### DATASET RECORDS
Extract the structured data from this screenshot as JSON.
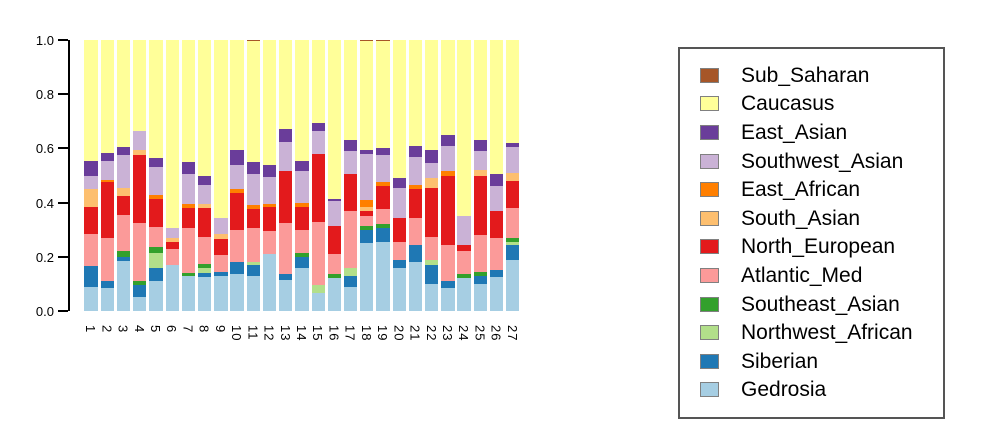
{
  "figure": {
    "background": "#ffffff"
  },
  "y_axis": {
    "tick_labels": [
      "0.0",
      "0.2",
      "0.4",
      "0.6",
      "0.8",
      "1.0"
    ],
    "tick_values": [
      0.0,
      0.2,
      0.4,
      0.6,
      0.8,
      1.0
    ]
  },
  "x_axis": {
    "labels": [
      "1",
      "2",
      "3",
      "4",
      "5",
      "6",
      "7",
      "8",
      "9",
      "10",
      "11",
      "12",
      "13",
      "14",
      "15",
      "16",
      "17",
      "18",
      "19",
      "20",
      "21",
      "22",
      "23",
      "24",
      "25",
      "26",
      "27"
    ]
  },
  "legend": {
    "order_top_to_bottom": [
      "Sub_Saharan",
      "Caucasus",
      "East_Asian",
      "Southwest_Asian",
      "East_African",
      "South_Asian",
      "North_European",
      "Atlantic_Med",
      "Southeast_Asian",
      "Northwest_African",
      "Siberian",
      "Gedrosia"
    ]
  },
  "chart_data": {
    "type": "bar",
    "stacked": true,
    "ylim": [
      0,
      1
    ],
    "grid": false,
    "legend_position": "right",
    "title": "",
    "xlabel": "",
    "ylabel": "",
    "categories": [
      "1",
      "2",
      "3",
      "4",
      "5",
      "6",
      "7",
      "8",
      "9",
      "10",
      "11",
      "12",
      "13",
      "14",
      "15",
      "16",
      "17",
      "18",
      "19",
      "20",
      "21",
      "22",
      "23",
      "24",
      "25",
      "26",
      "27"
    ],
    "stack_order": "bottom_to_top",
    "series": [
      {
        "name": "Gedrosia",
        "color": "#A6CEE3",
        "values": [
          0.09,
          0.085,
          0.185,
          0.05,
          0.11,
          0.17,
          0.13,
          0.125,
          0.13,
          0.135,
          0.13,
          0.21,
          0.115,
          0.16,
          0.065,
          0.12,
          0.09,
          0.25,
          0.255,
          0.16,
          0.18,
          0.1,
          0.085,
          0.12,
          0.1,
          0.125,
          0.19
        ]
      },
      {
        "name": "Siberian",
        "color": "#1F78B4",
        "values": [
          0.075,
          0.025,
          0.015,
          0.045,
          0.05,
          0,
          0,
          0.015,
          0.015,
          0.045,
          0.04,
          0,
          0.02,
          0.04,
          0,
          0,
          0.04,
          0.05,
          0.05,
          0.03,
          0.065,
          0.07,
          0.025,
          0,
          0.03,
          0.025,
          0.055
        ]
      },
      {
        "name": "Northwest_African",
        "color": "#B2DF8A",
        "values": [
          0,
          0,
          0,
          0,
          0.055,
          0,
          0,
          0.02,
          0,
          0,
          0.01,
          0,
          0,
          0,
          0.03,
          0,
          0.03,
          0,
          0,
          0,
          0,
          0.02,
          0,
          0,
          0,
          0,
          0.01
        ]
      },
      {
        "name": "Southeast_Asian",
        "color": "#33A02C",
        "values": [
          0,
          0,
          0.02,
          0.015,
          0.02,
          0,
          0.01,
          0.015,
          0,
          0,
          0,
          0,
          0,
          0.015,
          0,
          0.015,
          0,
          0.015,
          0.015,
          0,
          0,
          0,
          0,
          0.015,
          0.015,
          0,
          0.015
        ]
      },
      {
        "name": "Atlantic_Med",
        "color": "#FB9A99",
        "values": [
          0.12,
          0.16,
          0.135,
          0.215,
          0.075,
          0.06,
          0.165,
          0.1,
          0.06,
          0.12,
          0.125,
          0.085,
          0.19,
          0.085,
          0.235,
          0.075,
          0.21,
          0.035,
          0.055,
          0.065,
          0.1,
          0.085,
          0.135,
          0.085,
          0.135,
          0.12,
          0.11
        ]
      },
      {
        "name": "North_European",
        "color": "#E31A1C",
        "values": [
          0.1,
          0.205,
          0.07,
          0.25,
          0.105,
          0.025,
          0.075,
          0.105,
          0.06,
          0.135,
          0.07,
          0.09,
          0.19,
          0.085,
          0.25,
          0.105,
          0.135,
          0.02,
          0.085,
          0.09,
          0.105,
          0.18,
          0.255,
          0.025,
          0.22,
          0.1,
          0.1
        ]
      },
      {
        "name": "South_Asian",
        "color": "#FDBF6F",
        "values": [
          0.065,
          0,
          0.03,
          0.02,
          0,
          0.015,
          0,
          0.015,
          0.02,
          0,
          0,
          0,
          0,
          0,
          0,
          0,
          0,
          0.015,
          0,
          0,
          0,
          0.035,
          0,
          0,
          0.02,
          0,
          0.03
        ]
      },
      {
        "name": "East_African",
        "color": "#FF7F00",
        "values": [
          0,
          0.01,
          0,
          0,
          0.015,
          0,
          0.015,
          0,
          0,
          0.015,
          0.015,
          0.01,
          0,
          0.015,
          0,
          0,
          0,
          0.025,
          0.015,
          0,
          0.015,
          0,
          0.015,
          0,
          0,
          0,
          0
        ]
      },
      {
        "name": "Southwest_Asian",
        "color": "#CAB2D6",
        "values": [
          0.05,
          0.07,
          0.12,
          0.07,
          0.1,
          0.035,
          0.11,
          0.07,
          0.06,
          0.09,
          0.115,
          0.1,
          0.11,
          0.115,
          0.085,
          0.09,
          0.085,
          0.17,
          0.1,
          0.11,
          0.105,
          0.055,
          0.095,
          0.105,
          0.07,
          0.09,
          0.095
        ]
      },
      {
        "name": "East_Asian",
        "color": "#6A3D9A",
        "values": [
          0.055,
          0.03,
          0.03,
          0,
          0.035,
          0,
          0.045,
          0.035,
          0,
          0.055,
          0.045,
          0.045,
          0.045,
          0.04,
          0.03,
          0.01,
          0.04,
          0.015,
          0.025,
          0.035,
          0.04,
          0.05,
          0.04,
          0,
          0.04,
          0.045,
          0.015
        ]
      },
      {
        "name": "Caucasus",
        "color": "#FFFF99",
        "values": [
          0.445,
          0.415,
          0.395,
          0.335,
          0.435,
          0.695,
          0.45,
          0.5,
          0.655,
          0.405,
          0.445,
          0.46,
          0.33,
          0.445,
          0.305,
          0.585,
          0.37,
          0.4,
          0.395,
          0.51,
          0.39,
          0.405,
          0.35,
          0.65,
          0.37,
          0.495,
          0.38
        ]
      },
      {
        "name": "Sub_Saharan",
        "color": "#A65628",
        "values": [
          0,
          0,
          0,
          0,
          0,
          0,
          0,
          0,
          0,
          0,
          0.005,
          0,
          0,
          0,
          0,
          0,
          0,
          0.005,
          0.005,
          0,
          0,
          0,
          0,
          0,
          0,
          0,
          0
        ]
      }
    ]
  }
}
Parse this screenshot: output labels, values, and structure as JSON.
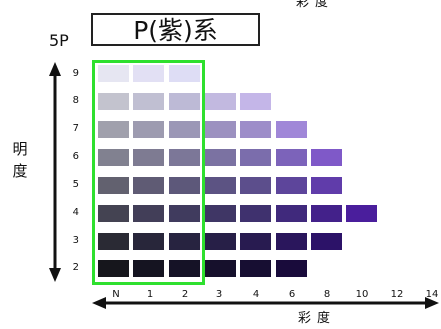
{
  "header": {
    "top_cut_label": "彩度",
    "hue_code": "5P",
    "title": "P(紫)系"
  },
  "axes": {
    "value_label": [
      "明",
      "度"
    ],
    "value_ticks": [
      "9",
      "8",
      "7",
      "6",
      "5",
      "4",
      "3",
      "2"
    ],
    "chroma_ticks": [
      "N",
      "1",
      "2",
      "3",
      "4",
      "6",
      "8",
      "10",
      "12",
      "14"
    ],
    "chroma_label": "彩度"
  },
  "colors": {
    "selection": "#2ee02e",
    "axis": "#111111"
  },
  "chips": [
    {
      "value": 9,
      "chroma": "N",
      "color": "#e6e6f2"
    },
    {
      "value": 9,
      "chroma": "1",
      "color": "#e2e0f4"
    },
    {
      "value": 9,
      "chroma": "2",
      "color": "#deddf5"
    },
    {
      "value": 8,
      "chroma": "N",
      "color": "#c3c3ce"
    },
    {
      "value": 8,
      "chroma": "1",
      "color": "#c0bfd2"
    },
    {
      "value": 8,
      "chroma": "2",
      "color": "#bdbad6"
    },
    {
      "value": 8,
      "chroma": "3",
      "color": "#c2b9e0"
    },
    {
      "value": 8,
      "chroma": "4",
      "color": "#c4b6e8"
    },
    {
      "value": 7,
      "chroma": "N",
      "color": "#a0a0ac"
    },
    {
      "value": 7,
      "chroma": "1",
      "color": "#9d9bb0"
    },
    {
      "value": 7,
      "chroma": "2",
      "color": "#9b97b6"
    },
    {
      "value": 7,
      "chroma": "3",
      "color": "#9c91c0"
    },
    {
      "value": 7,
      "chroma": "4",
      "color": "#9d8dc9"
    },
    {
      "value": 7,
      "chroma": "6",
      "color": "#a087d8"
    },
    {
      "value": 6,
      "chroma": "N",
      "color": "#818190"
    },
    {
      "value": 6,
      "chroma": "1",
      "color": "#7e7b92"
    },
    {
      "value": 6,
      "chroma": "2",
      "color": "#7c7798"
    },
    {
      "value": 6,
      "chroma": "3",
      "color": "#7b72a2"
    },
    {
      "value": 6,
      "chroma": "4",
      "color": "#7b6dac"
    },
    {
      "value": 6,
      "chroma": "6",
      "color": "#7c63ba"
    },
    {
      "value": 6,
      "chroma": "8",
      "color": "#7f59c8"
    },
    {
      "value": 5,
      "chroma": "N",
      "color": "#62616f"
    },
    {
      "value": 5,
      "chroma": "1",
      "color": "#5f5b74"
    },
    {
      "value": 5,
      "chroma": "2",
      "color": "#5d587a"
    },
    {
      "value": 5,
      "chroma": "3",
      "color": "#5c5383"
    },
    {
      "value": 5,
      "chroma": "4",
      "color": "#5c4e8c"
    },
    {
      "value": 5,
      "chroma": "6",
      "color": "#5d459b"
    },
    {
      "value": 5,
      "chroma": "8",
      "color": "#603caa"
    },
    {
      "value": 4,
      "chroma": "N",
      "color": "#444352"
    },
    {
      "value": 4,
      "chroma": "1",
      "color": "#423e58"
    },
    {
      "value": 4,
      "chroma": "2",
      "color": "#403b5e"
    },
    {
      "value": 4,
      "chroma": "3",
      "color": "#3f3665"
    },
    {
      "value": 4,
      "chroma": "4",
      "color": "#3f316e"
    },
    {
      "value": 4,
      "chroma": "6",
      "color": "#40297c"
    },
    {
      "value": 4,
      "chroma": "8",
      "color": "#43218a"
    },
    {
      "value": 4,
      "chroma": "10",
      "color": "#4a1e9c"
    },
    {
      "value": 3,
      "chroma": "N",
      "color": "#2a2a34"
    },
    {
      "value": 3,
      "chroma": "1",
      "color": "#28263a"
    },
    {
      "value": 3,
      "chroma": "2",
      "color": "#272340"
    },
    {
      "value": 3,
      "chroma": "3",
      "color": "#271f47"
    },
    {
      "value": 3,
      "chroma": "4",
      "color": "#281b50"
    },
    {
      "value": 3,
      "chroma": "6",
      "color": "#2a165c"
    },
    {
      "value": 3,
      "chroma": "8",
      "color": "#2c1268"
    },
    {
      "value": 2,
      "chroma": "N",
      "color": "#16161c"
    },
    {
      "value": 2,
      "chroma": "1",
      "color": "#151421"
    },
    {
      "value": 2,
      "chroma": "2",
      "color": "#151226"
    },
    {
      "value": 2,
      "chroma": "3",
      "color": "#16102c"
    },
    {
      "value": 2,
      "chroma": "4",
      "color": "#170e32"
    },
    {
      "value": 2,
      "chroma": "6",
      "color": "#190b3b"
    }
  ]
}
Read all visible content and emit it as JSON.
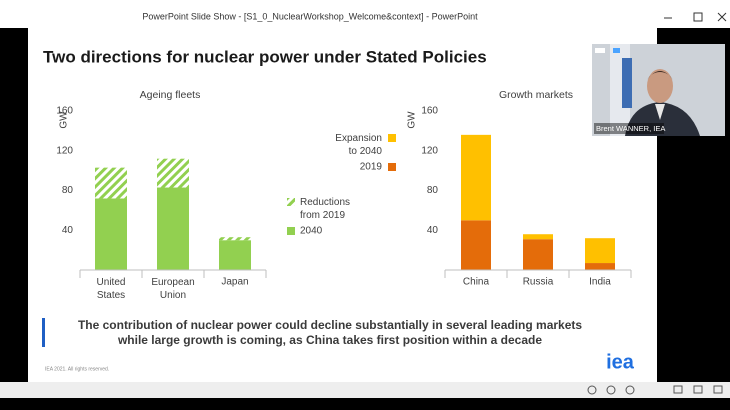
{
  "window": {
    "title": "PowerPoint Slide Show - [S1_0_NuclearWorkshop_Welcome&context] - PowerPoint"
  },
  "slide": {
    "title": "Two directions for nuclear power under Stated Policies",
    "message": [
      "The contribution of nuclear power could decline substantially in several leading markets",
      "while large growth is coming, as China takes first position within a decade"
    ],
    "footer": "IEA 2021. All rights reserved.",
    "logo": "iea"
  },
  "video": {
    "name": "Brent WANNER, IEA"
  },
  "chart_data": [
    {
      "type": "bar",
      "stacked": true,
      "title": "Ageing fleets",
      "y_label": "GW",
      "categories": [
        "United States",
        "European Union",
        "Japan"
      ],
      "series": [
        {
          "name": "2040",
          "color": "#92d050",
          "values": [
            72,
            83,
            30
          ]
        },
        {
          "name": "Reductions from 2019",
          "color": "#92d050",
          "pattern": "hatch",
          "values": [
            31,
            29,
            3
          ]
        }
      ],
      "ylim": [
        0,
        160
      ],
      "yticks": [
        40,
        80,
        120,
        160
      ]
    },
    {
      "type": "bar",
      "stacked": true,
      "title": "Growth markets",
      "y_label": "GW",
      "categories": [
        "China",
        "Russia",
        "India"
      ],
      "series": [
        {
          "name": "2019",
          "color": "#e46c0a",
          "values": [
            50,
            31,
            7
          ]
        },
        {
          "name": "Expansion to 2040",
          "color": "#ffc000",
          "values": [
            86,
            5,
            25
          ]
        }
      ],
      "ylim": [
        0,
        160
      ],
      "yticks": [
        40,
        80,
        120,
        160
      ]
    }
  ]
}
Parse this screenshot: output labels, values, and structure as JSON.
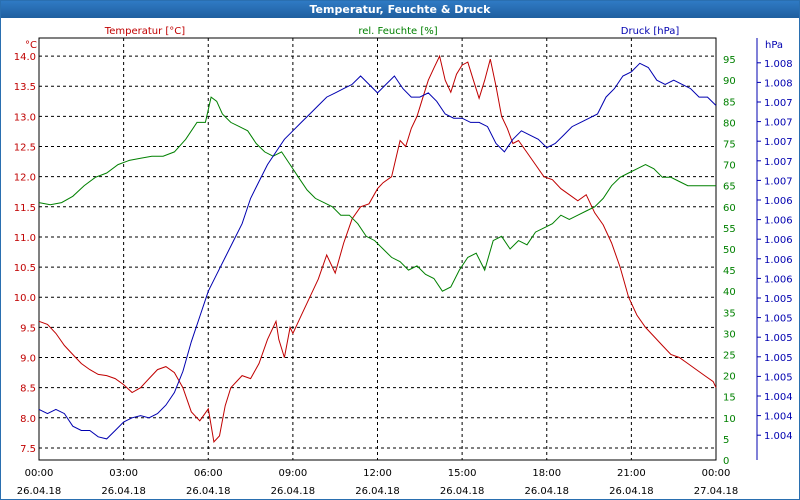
{
  "window": {
    "title": "Temperatur, Feuchte & Druck"
  },
  "colors": {
    "temperature": "#c00000",
    "humidity": "#008000",
    "pressure": "#0000b0",
    "titlebar": "#2a6fb0",
    "grid": "#000000"
  },
  "chart_data": {
    "type": "line",
    "title": "Temperatur, Feuchte & Druck",
    "grid": true,
    "x_axis": {
      "ticks": [
        {
          "time": "00:00",
          "date": "26.04.18"
        },
        {
          "time": "03:00",
          "date": "26.04.18"
        },
        {
          "time": "06:00",
          "date": "26.04.18"
        },
        {
          "time": "09:00",
          "date": "26.04.18"
        },
        {
          "time": "12:00",
          "date": "26.04.18"
        },
        {
          "time": "15:00",
          "date": "26.04.18"
        },
        {
          "time": "18:00",
          "date": "26.04.18"
        },
        {
          "time": "21:00",
          "date": "26.04.18"
        },
        {
          "time": "00:00",
          "date": "27.04.18"
        }
      ],
      "range_hours": [
        0,
        24
      ]
    },
    "axes": {
      "temperature": {
        "label": "Temperatur [°C]",
        "unit": "°C",
        "ticks": [
          "7.5",
          "8.0",
          "8.5",
          "9.0",
          "9.5",
          "10.0",
          "10.5",
          "11.0",
          "11.5",
          "12.0",
          "12.5",
          "13.0",
          "13.5",
          "14.0"
        ],
        "ylim": [
          7.3,
          14.3
        ]
      },
      "humidity": {
        "label": "rel. Feuchte [%]",
        "unit": "%",
        "ticks": [
          "0",
          "5",
          "10",
          "15",
          "20",
          "25",
          "30",
          "35",
          "40",
          "45",
          "50",
          "55",
          "60",
          "65",
          "70",
          "75",
          "80",
          "85",
          "90",
          "95"
        ],
        "ylim": [
          0,
          100
        ]
      },
      "pressure": {
        "label": "Druck [hPa]",
        "unit": "hPa",
        "ticks": [
          "1.004",
          "1.004",
          "1.004",
          "1.005",
          "1.005",
          "1.005",
          "1.005",
          "1.005",
          "1.006",
          "1.006",
          "1.006",
          "1.006",
          "1.006",
          "1.007",
          "1.007",
          "1.007",
          "1.007",
          "1.007",
          "1.008",
          "1.008"
        ],
        "ylim": [
          0,
          100
        ]
      }
    },
    "series": [
      {
        "name": "Temperatur [°C]",
        "axis": "temperature",
        "x": [
          0,
          0.3,
          0.6,
          0.9,
          1.2,
          1.5,
          1.8,
          2.1,
          2.4,
          2.7,
          3.0,
          3.3,
          3.6,
          3.9,
          4.2,
          4.5,
          4.8,
          5.1,
          5.4,
          5.7,
          6.0,
          6.2,
          6.4,
          6.6,
          6.8,
          7.0,
          7.2,
          7.5,
          7.8,
          8.1,
          8.4,
          8.5,
          8.7,
          8.9,
          9.0,
          9.3,
          9.6,
          9.9,
          10.2,
          10.5,
          10.8,
          11.1,
          11.4,
          11.7,
          12.0,
          12.2,
          12.5,
          12.8,
          13.0,
          13.2,
          13.4,
          13.6,
          13.8,
          14.0,
          14.2,
          14.4,
          14.6,
          14.8,
          15.0,
          15.2,
          15.4,
          15.6,
          15.8,
          16.0,
          16.2,
          16.4,
          16.6,
          16.8,
          17.0,
          17.3,
          17.6,
          17.9,
          18.2,
          18.5,
          18.8,
          19.1,
          19.4,
          19.7,
          20.0,
          20.3,
          20.6,
          20.9,
          21.2,
          21.5,
          21.8,
          22.1,
          22.4,
          22.7,
          23.0,
          23.3,
          23.6,
          23.9,
          24.0
        ],
        "values": [
          9.6,
          9.55,
          9.4,
          9.2,
          9.05,
          8.9,
          8.8,
          8.72,
          8.7,
          8.65,
          8.55,
          8.42,
          8.5,
          8.65,
          8.8,
          8.85,
          8.75,
          8.5,
          8.1,
          7.95,
          8.15,
          7.6,
          7.7,
          8.2,
          8.5,
          8.6,
          8.7,
          8.65,
          8.9,
          9.3,
          9.6,
          9.3,
          9.0,
          9.5,
          9.4,
          9.7,
          10.0,
          10.3,
          10.7,
          10.4,
          10.9,
          11.3,
          11.5,
          11.55,
          11.8,
          11.9,
          12.0,
          12.6,
          12.5,
          12.8,
          13.0,
          13.3,
          13.6,
          13.8,
          14.0,
          13.6,
          13.4,
          13.7,
          13.85,
          13.9,
          13.6,
          13.3,
          13.6,
          13.95,
          13.5,
          13.0,
          12.8,
          12.55,
          12.6,
          12.4,
          12.2,
          12.0,
          11.95,
          11.8,
          11.7,
          11.6,
          11.7,
          11.4,
          11.2,
          10.9,
          10.5,
          10.0,
          9.7,
          9.5,
          9.35,
          9.2,
          9.05,
          9.0,
          8.9,
          8.8,
          8.7,
          8.6,
          8.5
        ]
      },
      {
        "name": "rel. Feuchte [%]",
        "axis": "humidity",
        "x": [
          0,
          0.4,
          0.8,
          1.2,
          1.6,
          2.0,
          2.4,
          2.8,
          3.2,
          3.6,
          4.0,
          4.4,
          4.8,
          5.2,
          5.6,
          5.9,
          6.1,
          6.3,
          6.5,
          6.8,
          7.1,
          7.4,
          7.7,
          8.0,
          8.3,
          8.6,
          8.9,
          9.2,
          9.5,
          9.8,
          10.1,
          10.4,
          10.7,
          11.0,
          11.3,
          11.6,
          11.9,
          12.2,
          12.5,
          12.8,
          13.1,
          13.4,
          13.7,
          14.0,
          14.3,
          14.6,
          14.9,
          15.2,
          15.5,
          15.8,
          16.1,
          16.4,
          16.7,
          17.0,
          17.3,
          17.6,
          17.9,
          18.2,
          18.5,
          18.8,
          19.1,
          19.4,
          19.7,
          20.0,
          20.3,
          20.6,
          20.9,
          21.2,
          21.5,
          21.8,
          22.1,
          22.4,
          22.7,
          23.0,
          23.3,
          23.6,
          24.0
        ],
        "values": [
          61,
          60.5,
          61,
          62.5,
          65,
          67,
          68,
          70,
          71,
          71.5,
          72,
          72,
          73,
          76,
          80,
          80,
          86,
          85,
          82,
          80,
          79,
          78,
          75,
          73,
          72,
          73,
          70,
          67,
          64,
          62,
          61,
          60,
          58,
          58,
          56,
          53,
          52,
          50,
          48,
          47,
          45,
          46,
          44,
          43,
          40,
          41,
          45,
          48,
          49,
          45,
          52,
          53,
          50,
          52,
          51,
          54,
          55,
          56,
          58,
          57,
          58,
          59,
          60,
          62,
          65,
          67,
          68,
          69,
          70,
          69,
          67,
          67,
          66,
          65,
          65,
          65,
          65
        ]
      },
      {
        "name": "Druck [hPa]",
        "axis": "pressure",
        "x": [
          0,
          0.3,
          0.6,
          0.9,
          1.2,
          1.5,
          1.8,
          2.1,
          2.4,
          2.7,
          3.0,
          3.3,
          3.6,
          3.9,
          4.2,
          4.5,
          4.8,
          5.1,
          5.4,
          5.7,
          6.0,
          6.3,
          6.6,
          6.9,
          7.2,
          7.5,
          7.8,
          8.1,
          8.4,
          8.7,
          9.0,
          9.3,
          9.6,
          9.9,
          10.2,
          10.5,
          10.8,
          11.1,
          11.4,
          11.7,
          12.0,
          12.3,
          12.6,
          12.9,
          13.2,
          13.5,
          13.8,
          14.1,
          14.4,
          14.7,
          15.0,
          15.3,
          15.6,
          15.9,
          16.2,
          16.5,
          16.8,
          17.1,
          17.4,
          17.7,
          18.0,
          18.3,
          18.6,
          18.9,
          19.2,
          19.5,
          19.8,
          20.1,
          20.4,
          20.7,
          21.0,
          21.3,
          21.6,
          21.9,
          22.2,
          22.5,
          22.8,
          23.1,
          23.4,
          23.7,
          24.0
        ],
        "values": [
          12,
          11,
          12,
          11,
          8,
          7,
          7,
          5.5,
          5,
          7,
          9,
          10,
          10.5,
          10,
          11,
          13,
          16,
          21,
          28,
          34,
          40,
          44,
          48,
          52,
          56,
          62,
          66,
          70,
          73,
          76,
          78,
          80,
          82,
          84,
          86,
          87,
          88,
          89,
          91,
          89,
          87,
          89,
          91,
          88,
          86,
          86,
          87,
          85,
          82,
          81,
          81,
          80,
          80,
          79,
          75,
          73,
          76,
          78,
          77,
          76,
          74,
          75,
          77,
          79,
          80,
          81,
          82,
          86,
          88,
          91,
          92,
          94,
          93,
          90,
          89,
          90,
          89,
          88,
          86,
          86,
          84
        ]
      }
    ]
  }
}
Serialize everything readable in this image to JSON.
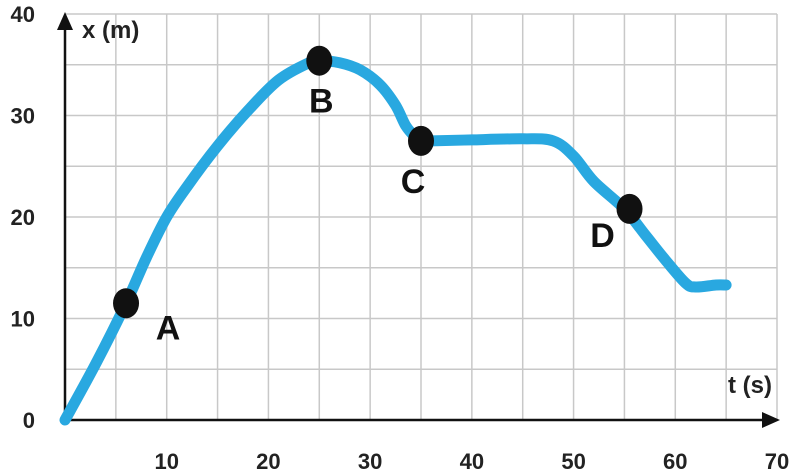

### PROBLEM TO SOLVE
For the listing above, identify each line bearing "Feuchte".

### TASK SOLUTION
    "title": "Temperatur, Feuchte & Druck"
    "title": "Temperatur, Feuchte & Druck",
        "label": "rel. Feuchte [%]",
        "name": "rel. Feuchte [%]",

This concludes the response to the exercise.